* **REQUIREMENTS**: Gather all lines in the records below that include the word "background".

* **SUPPLIED RECORDS**:
————————

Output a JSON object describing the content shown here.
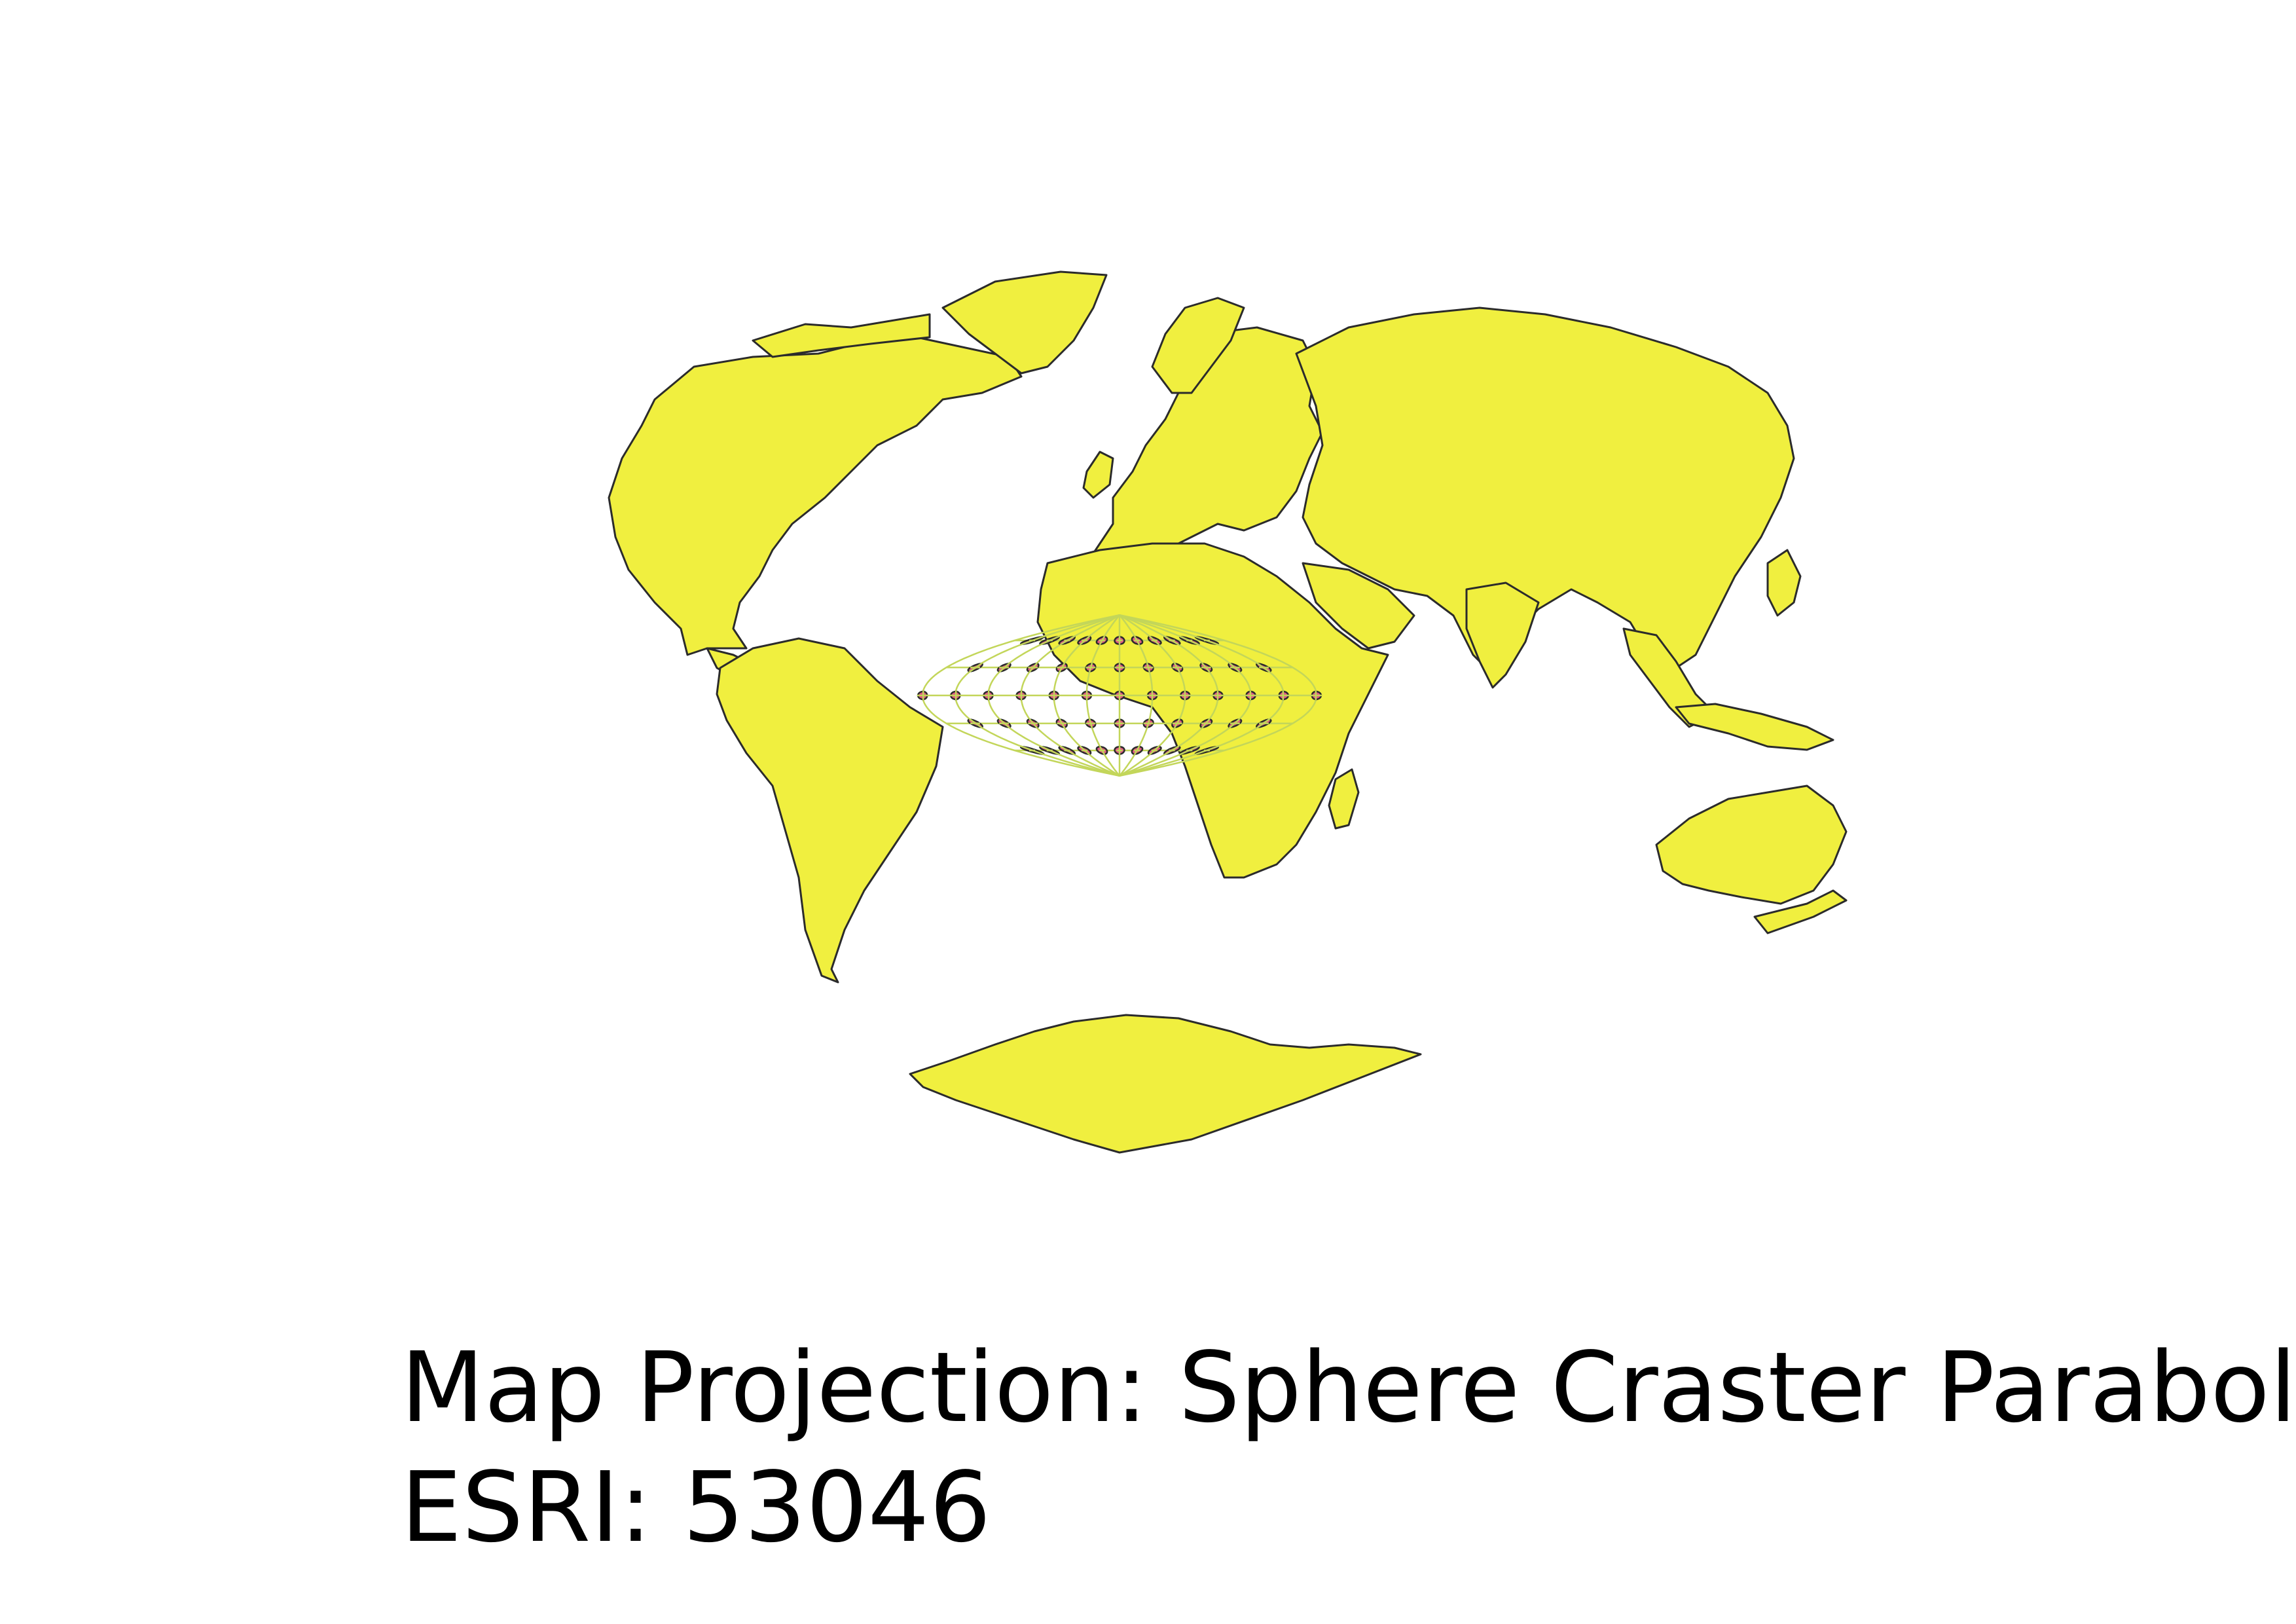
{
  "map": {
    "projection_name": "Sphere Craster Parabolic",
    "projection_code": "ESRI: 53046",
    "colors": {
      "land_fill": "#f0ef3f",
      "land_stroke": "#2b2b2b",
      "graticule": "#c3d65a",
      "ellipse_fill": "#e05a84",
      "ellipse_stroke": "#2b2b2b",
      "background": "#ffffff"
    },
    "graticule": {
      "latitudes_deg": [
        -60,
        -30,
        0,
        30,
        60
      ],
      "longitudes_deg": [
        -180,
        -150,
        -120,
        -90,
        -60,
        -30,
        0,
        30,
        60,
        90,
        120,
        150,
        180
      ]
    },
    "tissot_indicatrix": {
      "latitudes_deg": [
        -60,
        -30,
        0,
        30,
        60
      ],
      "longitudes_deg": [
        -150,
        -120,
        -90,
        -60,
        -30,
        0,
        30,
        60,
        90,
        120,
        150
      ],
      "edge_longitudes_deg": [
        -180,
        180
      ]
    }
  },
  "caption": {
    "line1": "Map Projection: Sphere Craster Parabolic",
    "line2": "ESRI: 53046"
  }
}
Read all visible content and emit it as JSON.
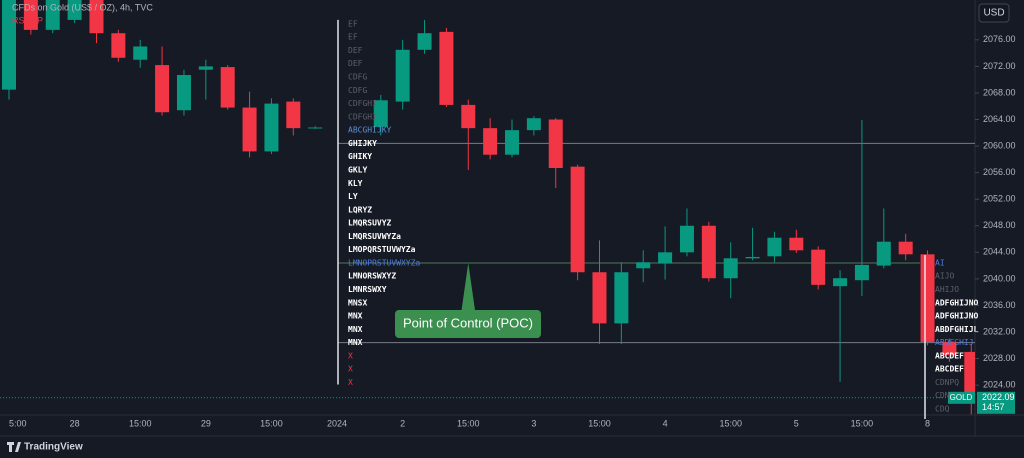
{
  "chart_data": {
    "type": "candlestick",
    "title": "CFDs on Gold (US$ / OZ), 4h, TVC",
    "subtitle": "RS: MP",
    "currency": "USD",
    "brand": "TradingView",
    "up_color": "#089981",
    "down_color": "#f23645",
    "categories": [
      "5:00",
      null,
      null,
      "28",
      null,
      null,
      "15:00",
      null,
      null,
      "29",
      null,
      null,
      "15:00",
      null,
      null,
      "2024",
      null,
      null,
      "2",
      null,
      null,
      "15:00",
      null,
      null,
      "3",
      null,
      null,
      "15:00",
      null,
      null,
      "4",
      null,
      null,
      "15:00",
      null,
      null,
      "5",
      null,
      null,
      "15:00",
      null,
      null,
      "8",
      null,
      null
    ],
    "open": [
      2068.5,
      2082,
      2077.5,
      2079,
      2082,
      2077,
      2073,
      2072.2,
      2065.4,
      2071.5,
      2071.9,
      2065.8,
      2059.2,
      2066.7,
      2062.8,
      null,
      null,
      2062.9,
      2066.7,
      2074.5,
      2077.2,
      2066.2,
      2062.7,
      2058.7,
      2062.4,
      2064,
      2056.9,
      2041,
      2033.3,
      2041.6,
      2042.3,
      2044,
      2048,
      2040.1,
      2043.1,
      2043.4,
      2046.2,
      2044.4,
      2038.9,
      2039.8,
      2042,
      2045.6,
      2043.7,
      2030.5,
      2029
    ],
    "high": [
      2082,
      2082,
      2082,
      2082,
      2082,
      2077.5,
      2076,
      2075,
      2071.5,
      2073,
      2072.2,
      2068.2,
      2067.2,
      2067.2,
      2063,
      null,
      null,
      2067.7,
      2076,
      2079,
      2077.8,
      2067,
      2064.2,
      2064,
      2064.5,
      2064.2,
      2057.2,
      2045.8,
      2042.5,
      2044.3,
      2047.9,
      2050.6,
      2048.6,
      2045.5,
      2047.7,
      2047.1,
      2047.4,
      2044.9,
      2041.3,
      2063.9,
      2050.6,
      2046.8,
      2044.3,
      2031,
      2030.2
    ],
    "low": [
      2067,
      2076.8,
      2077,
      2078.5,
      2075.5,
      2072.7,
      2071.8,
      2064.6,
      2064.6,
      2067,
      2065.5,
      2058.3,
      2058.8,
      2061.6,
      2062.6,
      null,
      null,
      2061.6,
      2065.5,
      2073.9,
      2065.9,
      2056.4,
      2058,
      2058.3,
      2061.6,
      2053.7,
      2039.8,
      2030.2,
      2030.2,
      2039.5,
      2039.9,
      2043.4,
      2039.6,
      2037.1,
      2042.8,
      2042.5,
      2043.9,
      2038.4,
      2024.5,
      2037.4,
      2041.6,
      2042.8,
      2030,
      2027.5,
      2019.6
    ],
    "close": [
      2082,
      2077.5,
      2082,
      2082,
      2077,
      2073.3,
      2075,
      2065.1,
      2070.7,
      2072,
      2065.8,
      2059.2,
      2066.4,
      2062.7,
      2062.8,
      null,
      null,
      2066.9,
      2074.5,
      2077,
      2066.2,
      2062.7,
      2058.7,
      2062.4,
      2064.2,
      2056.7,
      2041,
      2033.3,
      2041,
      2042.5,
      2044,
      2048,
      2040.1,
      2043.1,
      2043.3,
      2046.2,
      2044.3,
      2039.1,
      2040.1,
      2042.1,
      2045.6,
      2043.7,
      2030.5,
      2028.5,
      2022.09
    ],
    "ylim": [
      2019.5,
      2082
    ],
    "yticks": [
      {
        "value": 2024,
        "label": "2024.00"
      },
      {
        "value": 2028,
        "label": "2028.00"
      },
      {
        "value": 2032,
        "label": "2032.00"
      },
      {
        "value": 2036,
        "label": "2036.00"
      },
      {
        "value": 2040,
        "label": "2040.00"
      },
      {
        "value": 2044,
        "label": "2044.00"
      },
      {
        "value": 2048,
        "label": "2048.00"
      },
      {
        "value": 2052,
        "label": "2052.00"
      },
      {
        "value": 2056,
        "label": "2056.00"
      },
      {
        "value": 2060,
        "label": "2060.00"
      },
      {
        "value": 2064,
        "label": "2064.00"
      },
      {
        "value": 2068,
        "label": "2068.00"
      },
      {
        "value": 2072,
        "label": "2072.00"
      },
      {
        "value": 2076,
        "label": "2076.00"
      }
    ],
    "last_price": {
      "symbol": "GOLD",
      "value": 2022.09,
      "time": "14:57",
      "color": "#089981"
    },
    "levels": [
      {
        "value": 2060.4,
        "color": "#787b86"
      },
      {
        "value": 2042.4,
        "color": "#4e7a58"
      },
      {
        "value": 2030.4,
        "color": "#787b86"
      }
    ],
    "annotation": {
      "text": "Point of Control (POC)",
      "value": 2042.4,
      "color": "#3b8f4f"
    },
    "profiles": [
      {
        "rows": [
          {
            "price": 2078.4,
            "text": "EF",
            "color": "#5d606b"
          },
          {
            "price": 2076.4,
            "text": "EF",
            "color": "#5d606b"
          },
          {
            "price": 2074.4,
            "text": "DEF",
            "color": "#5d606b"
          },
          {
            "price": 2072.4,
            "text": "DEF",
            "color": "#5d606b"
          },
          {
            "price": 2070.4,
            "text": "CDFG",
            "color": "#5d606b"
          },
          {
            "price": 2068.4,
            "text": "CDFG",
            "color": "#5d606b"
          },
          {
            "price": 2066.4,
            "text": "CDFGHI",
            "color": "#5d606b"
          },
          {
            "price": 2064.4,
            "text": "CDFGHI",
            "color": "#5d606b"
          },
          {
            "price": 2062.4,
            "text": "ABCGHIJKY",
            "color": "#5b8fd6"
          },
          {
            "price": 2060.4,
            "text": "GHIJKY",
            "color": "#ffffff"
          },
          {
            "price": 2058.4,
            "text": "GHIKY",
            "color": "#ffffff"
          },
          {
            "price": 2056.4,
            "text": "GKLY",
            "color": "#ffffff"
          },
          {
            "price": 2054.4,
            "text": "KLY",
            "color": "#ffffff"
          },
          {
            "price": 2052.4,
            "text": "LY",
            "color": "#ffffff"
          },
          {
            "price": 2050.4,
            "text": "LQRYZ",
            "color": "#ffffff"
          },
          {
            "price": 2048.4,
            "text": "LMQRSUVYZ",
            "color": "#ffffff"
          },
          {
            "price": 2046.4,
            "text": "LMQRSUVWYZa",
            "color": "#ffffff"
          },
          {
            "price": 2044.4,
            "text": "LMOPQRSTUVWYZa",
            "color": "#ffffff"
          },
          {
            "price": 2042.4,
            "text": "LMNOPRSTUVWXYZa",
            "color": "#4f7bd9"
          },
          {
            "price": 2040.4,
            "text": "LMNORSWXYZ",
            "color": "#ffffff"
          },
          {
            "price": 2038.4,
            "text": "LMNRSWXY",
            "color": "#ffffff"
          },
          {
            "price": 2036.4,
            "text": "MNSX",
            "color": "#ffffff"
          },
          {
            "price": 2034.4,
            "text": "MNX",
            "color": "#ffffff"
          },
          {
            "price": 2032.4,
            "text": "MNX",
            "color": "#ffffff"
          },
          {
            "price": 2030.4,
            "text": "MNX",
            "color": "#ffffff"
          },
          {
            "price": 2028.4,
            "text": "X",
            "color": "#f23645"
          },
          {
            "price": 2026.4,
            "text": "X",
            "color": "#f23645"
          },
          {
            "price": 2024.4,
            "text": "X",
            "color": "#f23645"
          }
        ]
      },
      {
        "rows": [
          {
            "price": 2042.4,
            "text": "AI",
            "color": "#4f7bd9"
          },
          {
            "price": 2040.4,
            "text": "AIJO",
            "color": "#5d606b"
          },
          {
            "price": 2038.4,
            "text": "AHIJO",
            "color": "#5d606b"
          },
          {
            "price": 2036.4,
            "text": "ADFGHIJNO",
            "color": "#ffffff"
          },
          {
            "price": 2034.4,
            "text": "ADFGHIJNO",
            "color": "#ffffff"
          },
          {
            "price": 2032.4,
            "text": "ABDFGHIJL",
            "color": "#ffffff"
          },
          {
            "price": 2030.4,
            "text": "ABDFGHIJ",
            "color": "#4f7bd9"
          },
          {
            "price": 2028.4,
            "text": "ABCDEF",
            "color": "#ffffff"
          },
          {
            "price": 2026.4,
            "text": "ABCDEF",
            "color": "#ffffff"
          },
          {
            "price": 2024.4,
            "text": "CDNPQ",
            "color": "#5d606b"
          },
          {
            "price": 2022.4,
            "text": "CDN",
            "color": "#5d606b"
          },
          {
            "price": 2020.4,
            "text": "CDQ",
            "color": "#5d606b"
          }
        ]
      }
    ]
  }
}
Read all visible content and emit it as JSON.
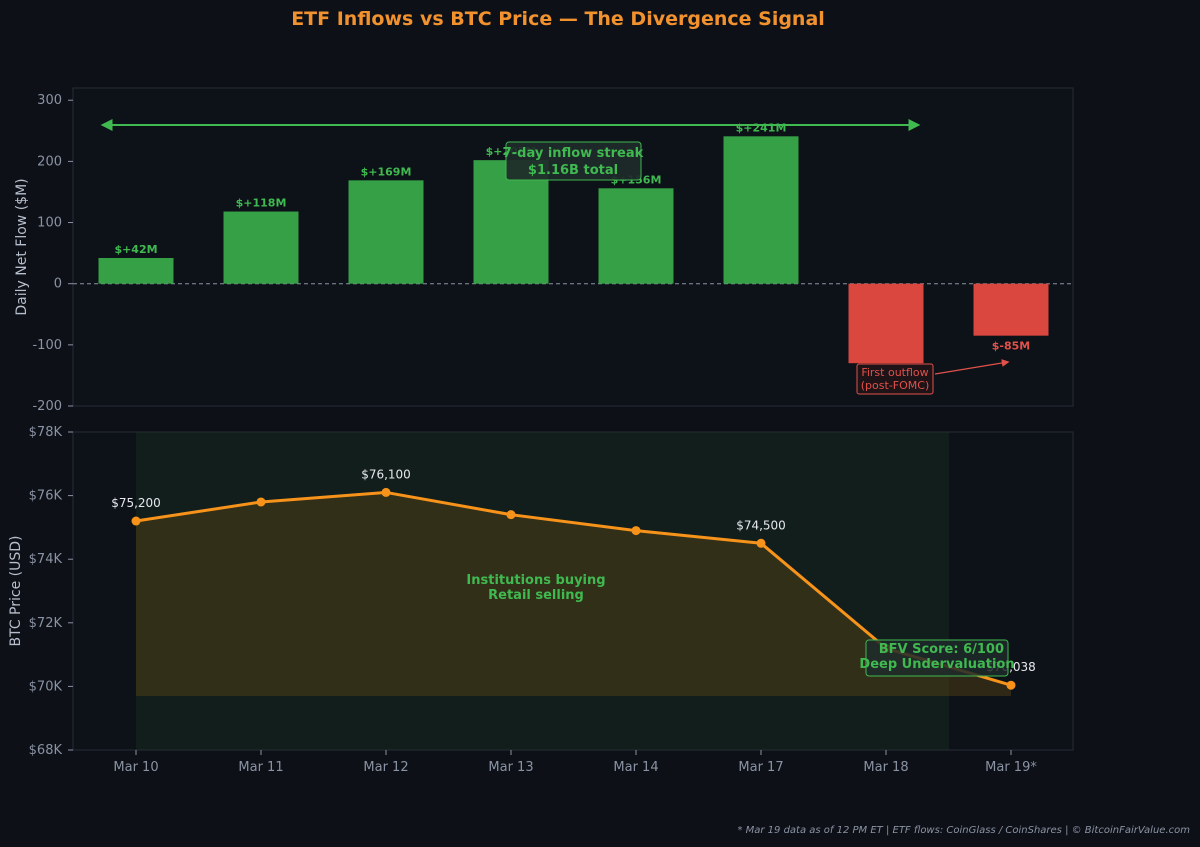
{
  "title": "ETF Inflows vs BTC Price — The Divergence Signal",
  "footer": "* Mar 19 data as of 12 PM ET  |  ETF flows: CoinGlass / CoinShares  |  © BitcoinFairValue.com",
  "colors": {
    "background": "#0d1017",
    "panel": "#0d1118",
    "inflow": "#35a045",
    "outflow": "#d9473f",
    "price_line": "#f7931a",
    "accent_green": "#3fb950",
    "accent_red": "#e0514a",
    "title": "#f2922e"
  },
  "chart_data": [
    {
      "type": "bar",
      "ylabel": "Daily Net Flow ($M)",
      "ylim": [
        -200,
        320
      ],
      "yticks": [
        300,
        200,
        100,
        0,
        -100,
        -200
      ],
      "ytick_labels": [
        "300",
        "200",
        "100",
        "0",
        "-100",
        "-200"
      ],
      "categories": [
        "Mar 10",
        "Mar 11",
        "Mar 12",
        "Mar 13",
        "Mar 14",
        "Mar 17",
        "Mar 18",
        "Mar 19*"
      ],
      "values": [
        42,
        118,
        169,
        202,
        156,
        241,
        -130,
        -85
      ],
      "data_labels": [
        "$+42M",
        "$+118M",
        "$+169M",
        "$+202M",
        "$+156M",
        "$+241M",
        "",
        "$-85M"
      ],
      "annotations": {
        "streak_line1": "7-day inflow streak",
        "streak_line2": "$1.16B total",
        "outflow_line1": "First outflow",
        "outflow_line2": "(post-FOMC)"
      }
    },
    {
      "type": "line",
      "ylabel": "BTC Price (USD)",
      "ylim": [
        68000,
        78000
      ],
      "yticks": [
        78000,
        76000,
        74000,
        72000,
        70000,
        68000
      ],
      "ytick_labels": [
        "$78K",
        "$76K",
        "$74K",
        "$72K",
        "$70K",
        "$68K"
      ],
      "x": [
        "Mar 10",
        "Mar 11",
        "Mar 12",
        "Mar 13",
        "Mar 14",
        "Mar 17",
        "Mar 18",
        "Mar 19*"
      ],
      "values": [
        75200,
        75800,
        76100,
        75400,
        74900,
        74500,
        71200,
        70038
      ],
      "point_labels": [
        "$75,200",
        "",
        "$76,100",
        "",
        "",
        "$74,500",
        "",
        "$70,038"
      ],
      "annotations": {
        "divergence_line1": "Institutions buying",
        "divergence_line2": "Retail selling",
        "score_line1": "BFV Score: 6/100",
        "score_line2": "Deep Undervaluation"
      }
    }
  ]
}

————————

* **SOLUTION**:
      "background": "#ffffff"
    "background": "#0d1017",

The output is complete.